| Set task |
Gather from the listing below each line that includes the word "name", and copy it.

(Figure record listings)

[START]

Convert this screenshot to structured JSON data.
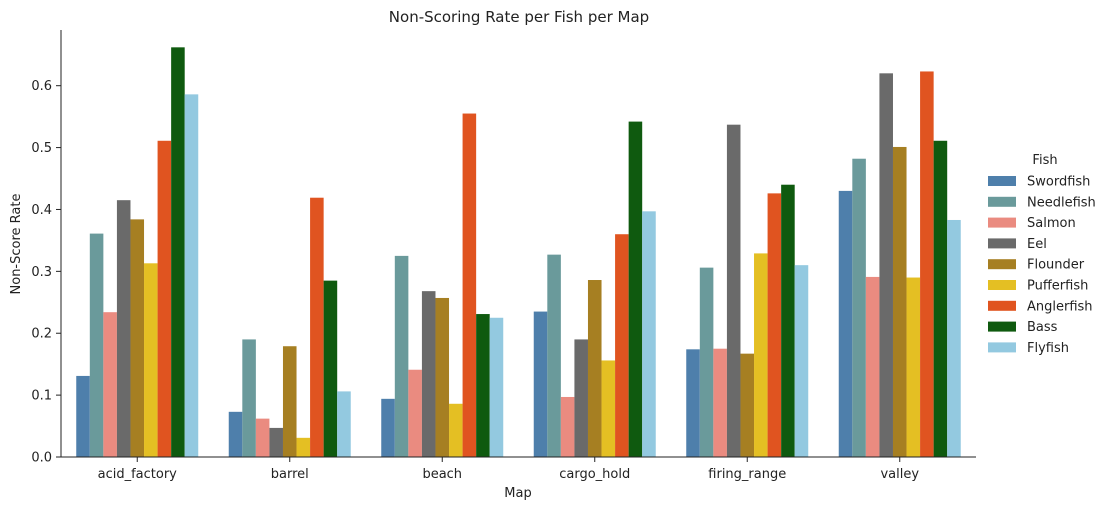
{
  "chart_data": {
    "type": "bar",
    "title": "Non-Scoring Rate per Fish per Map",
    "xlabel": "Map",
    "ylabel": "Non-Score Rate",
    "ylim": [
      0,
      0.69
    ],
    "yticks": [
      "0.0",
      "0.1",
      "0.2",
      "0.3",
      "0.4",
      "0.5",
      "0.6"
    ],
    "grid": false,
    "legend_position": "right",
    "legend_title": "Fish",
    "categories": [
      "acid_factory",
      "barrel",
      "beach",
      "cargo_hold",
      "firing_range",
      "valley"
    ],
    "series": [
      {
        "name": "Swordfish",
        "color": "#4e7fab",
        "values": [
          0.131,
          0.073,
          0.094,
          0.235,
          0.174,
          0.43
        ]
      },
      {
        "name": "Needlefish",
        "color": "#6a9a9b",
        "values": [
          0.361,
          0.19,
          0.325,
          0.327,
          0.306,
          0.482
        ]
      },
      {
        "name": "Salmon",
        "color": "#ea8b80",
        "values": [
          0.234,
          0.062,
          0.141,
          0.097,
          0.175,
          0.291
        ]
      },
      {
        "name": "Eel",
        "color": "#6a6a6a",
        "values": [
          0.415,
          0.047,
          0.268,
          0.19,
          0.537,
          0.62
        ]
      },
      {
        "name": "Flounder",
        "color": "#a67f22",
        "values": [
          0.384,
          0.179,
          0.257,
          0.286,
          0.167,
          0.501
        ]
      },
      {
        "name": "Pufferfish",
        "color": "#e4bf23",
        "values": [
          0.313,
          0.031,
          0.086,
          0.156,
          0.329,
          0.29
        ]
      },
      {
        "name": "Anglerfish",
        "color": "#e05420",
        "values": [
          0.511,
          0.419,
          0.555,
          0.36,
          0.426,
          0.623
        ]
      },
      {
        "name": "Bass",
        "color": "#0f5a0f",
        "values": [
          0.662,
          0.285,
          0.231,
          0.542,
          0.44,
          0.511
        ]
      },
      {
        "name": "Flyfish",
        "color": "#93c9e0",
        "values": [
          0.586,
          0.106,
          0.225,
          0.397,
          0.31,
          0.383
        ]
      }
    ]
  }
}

[END]
[START]

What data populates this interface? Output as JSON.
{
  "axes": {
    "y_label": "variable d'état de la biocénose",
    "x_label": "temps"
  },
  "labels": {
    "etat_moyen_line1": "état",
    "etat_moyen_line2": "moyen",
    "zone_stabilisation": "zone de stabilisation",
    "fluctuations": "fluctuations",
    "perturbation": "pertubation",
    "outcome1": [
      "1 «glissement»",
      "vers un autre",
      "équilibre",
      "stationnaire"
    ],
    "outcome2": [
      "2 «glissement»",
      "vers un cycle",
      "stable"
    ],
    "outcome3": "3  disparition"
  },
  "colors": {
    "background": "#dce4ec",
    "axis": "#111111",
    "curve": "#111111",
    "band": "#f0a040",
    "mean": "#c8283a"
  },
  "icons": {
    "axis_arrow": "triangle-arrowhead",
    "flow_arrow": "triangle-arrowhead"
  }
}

[END]
[START]

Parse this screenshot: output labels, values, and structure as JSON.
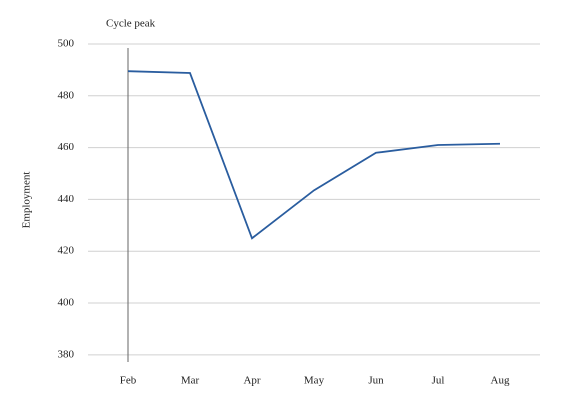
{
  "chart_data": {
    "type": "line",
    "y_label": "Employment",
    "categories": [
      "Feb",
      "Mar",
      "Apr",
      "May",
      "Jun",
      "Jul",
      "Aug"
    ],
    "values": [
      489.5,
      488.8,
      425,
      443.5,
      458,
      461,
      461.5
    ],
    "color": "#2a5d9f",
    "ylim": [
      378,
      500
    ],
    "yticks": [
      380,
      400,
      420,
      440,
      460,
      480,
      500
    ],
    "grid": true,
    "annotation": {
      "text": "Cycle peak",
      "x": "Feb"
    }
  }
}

[END]

| Answer to this task |
        "name": "Swordfish",
        "name": "Needlefish",
        "name": "Salmon",
        "name": "Eel",
        "name": "Flounder",
        "name": "Pufferfish",
        "name": "Anglerfish",
        "name": "Bass",
        "name": "Flyfish",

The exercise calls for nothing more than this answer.